[What is needed]: Please transcribe the data below exactly. Leave the pictures out.

[Supplied data]:
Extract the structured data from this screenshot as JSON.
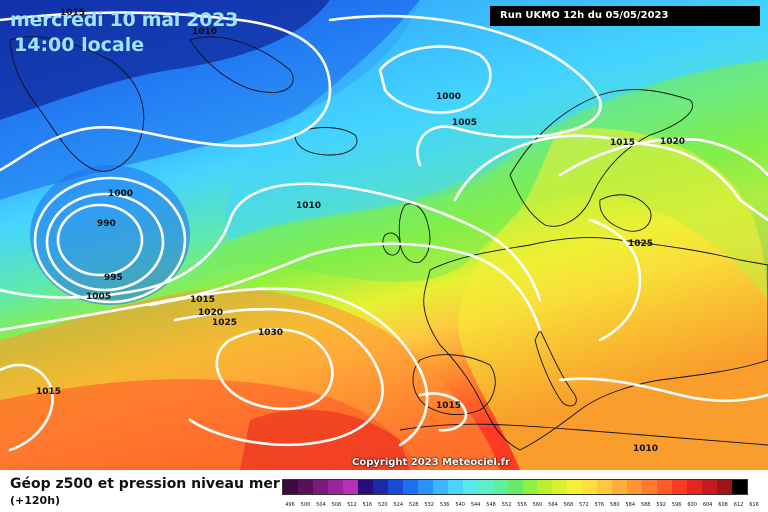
{
  "header": {
    "date": "mercredi 10 mai 2023",
    "time": "14:00 locale",
    "run": "Run UKMO 12h du 05/05/2023"
  },
  "copyright": "Copyright 2023 Meteociel.fr",
  "footer": {
    "title": "Géop z500 et pression niveau mer",
    "subtitle": "(+120h)"
  },
  "isobar_labels": [
    {
      "text": "1015",
      "name": "isobar-label-1015-topleft"
    },
    {
      "text": "1010",
      "name": "isobar-label-1010-top"
    },
    {
      "text": "1000",
      "name": "isobar-label-1000-north"
    },
    {
      "text": "1005",
      "name": "isobar-label-1005-north"
    },
    {
      "text": "1015",
      "name": "isobar-label-1015-scandinavia"
    },
    {
      "text": "1020",
      "name": "isobar-label-1020-scandinavia"
    },
    {
      "text": "1000",
      "name": "isobar-label-1000-low"
    },
    {
      "text": "990",
      "name": "isobar-label-990-low"
    },
    {
      "text": "995",
      "name": "isobar-label-995-low"
    },
    {
      "text": "1005",
      "name": "isobar-label-1005-low"
    },
    {
      "text": "1010",
      "name": "isobar-label-1010-atlantic"
    },
    {
      "text": "1025",
      "name": "isobar-label-1025-europe"
    },
    {
      "text": "1015",
      "name": "isobar-label-1015-mid"
    },
    {
      "text": "1020",
      "name": "isobar-label-1020-mid"
    },
    {
      "text": "1025",
      "name": "isobar-label-1025-mid"
    },
    {
      "text": "1030",
      "name": "isobar-label-1030-high"
    },
    {
      "text": "1015",
      "name": "isobar-label-1015-west"
    },
    {
      "text": "1015",
      "name": "isobar-label-1015-iberia"
    },
    {
      "text": "1010",
      "name": "isobar-label-1010-southeast"
    }
  ],
  "color_scale": {
    "labels": [
      "496",
      "500",
      "504",
      "508",
      "512",
      "516",
      "520",
      "524",
      "528",
      "532",
      "536",
      "540",
      "544",
      "548",
      "552",
      "556",
      "560",
      "564",
      "568",
      "572",
      "576",
      "580",
      "584",
      "588",
      "592",
      "596",
      "600",
      "604",
      "608",
      "612",
      "616"
    ],
    "colors": [
      "#3c0a3c",
      "#5a0f5a",
      "#7a1a7a",
      "#9b269b",
      "#b82fb8",
      "#2a0c7a",
      "#1a2aa8",
      "#1a4ad8",
      "#1e6ef0",
      "#2a92ff",
      "#3ab6ff",
      "#49d3ff",
      "#5ae8f0",
      "#5ef0c8",
      "#5ef09a",
      "#66ec66",
      "#8ef040",
      "#b8f030",
      "#dcf032",
      "#f4f034",
      "#ffe040",
      "#ffc840",
      "#ffae3a",
      "#ff9434",
      "#ff7a2e",
      "#ff5a28",
      "#ff3a22",
      "#e8241e",
      "#c81a1a",
      "#a01414",
      "#000000"
    ]
  }
}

[Answer in full]:
Extract the structured data from this screenshot as JSON.
{
  "header": {
    "date": "mercredi 10 mai 2023",
    "time": "14:00 locale",
    "run": "Run UKMO 12h du 05/05/2023"
  },
  "copyright": "Copyright 2023 Meteociel.fr",
  "footer": {
    "title": "Géop z500 et pression niveau mer",
    "subtitle": "(+120h)"
  },
  "isobar_labels": [
    {
      "text": "1015",
      "name": "isobar-label-1015-topleft"
    },
    {
      "text": "1010",
      "name": "isobar-label-1010-top"
    },
    {
      "text": "1000",
      "name": "isobar-label-1000-north"
    },
    {
      "text": "1005",
      "name": "isobar-label-1005-north"
    },
    {
      "text": "1015",
      "name": "isobar-label-1015-scandinavia"
    },
    {
      "text": "1020",
      "name": "isobar-label-1020-scandinavia"
    },
    {
      "text": "1000",
      "name": "isobar-label-1000-low"
    },
    {
      "text": "990",
      "name": "isobar-label-990-low"
    },
    {
      "text": "995",
      "name": "isobar-label-995-low"
    },
    {
      "text": "1005",
      "name": "isobar-label-1005-low"
    },
    {
      "text": "1010",
      "name": "isobar-label-1010-atlantic"
    },
    {
      "text": "1025",
      "name": "isobar-label-1025-europe"
    },
    {
      "text": "1015",
      "name": "isobar-label-1015-mid"
    },
    {
      "text": "1020",
      "name": "isobar-label-1020-mid"
    },
    {
      "text": "1025",
      "name": "isobar-label-1025-mid"
    },
    {
      "text": "1030",
      "name": "isobar-label-1030-high"
    },
    {
      "text": "1015",
      "name": "isobar-label-1015-west"
    },
    {
      "text": "1015",
      "name": "isobar-label-1015-iberia"
    },
    {
      "text": "1010",
      "name": "isobar-label-1010-southeast"
    }
  ],
  "color_scale": {
    "labels": [
      "496",
      "500",
      "504",
      "508",
      "512",
      "516",
      "520",
      "524",
      "528",
      "532",
      "536",
      "540",
      "544",
      "548",
      "552",
      "556",
      "560",
      "564",
      "568",
      "572",
      "576",
      "580",
      "584",
      "588",
      "592",
      "596",
      "600",
      "604",
      "608",
      "612",
      "616"
    ],
    "colors": [
      "#3c0a3c",
      "#5a0f5a",
      "#7a1a7a",
      "#9b269b",
      "#b82fb8",
      "#2a0c7a",
      "#1a2aa8",
      "#1a4ad8",
      "#1e6ef0",
      "#2a92ff",
      "#3ab6ff",
      "#49d3ff",
      "#5ae8f0",
      "#5ef0c8",
      "#5ef09a",
      "#66ec66",
      "#8ef040",
      "#b8f030",
      "#dcf032",
      "#f4f034",
      "#ffe040",
      "#ffc840",
      "#ffae3a",
      "#ff9434",
      "#ff7a2e",
      "#ff5a28",
      "#ff3a22",
      "#e8241e",
      "#c81a1a",
      "#a01414",
      "#000000"
    ]
  }
}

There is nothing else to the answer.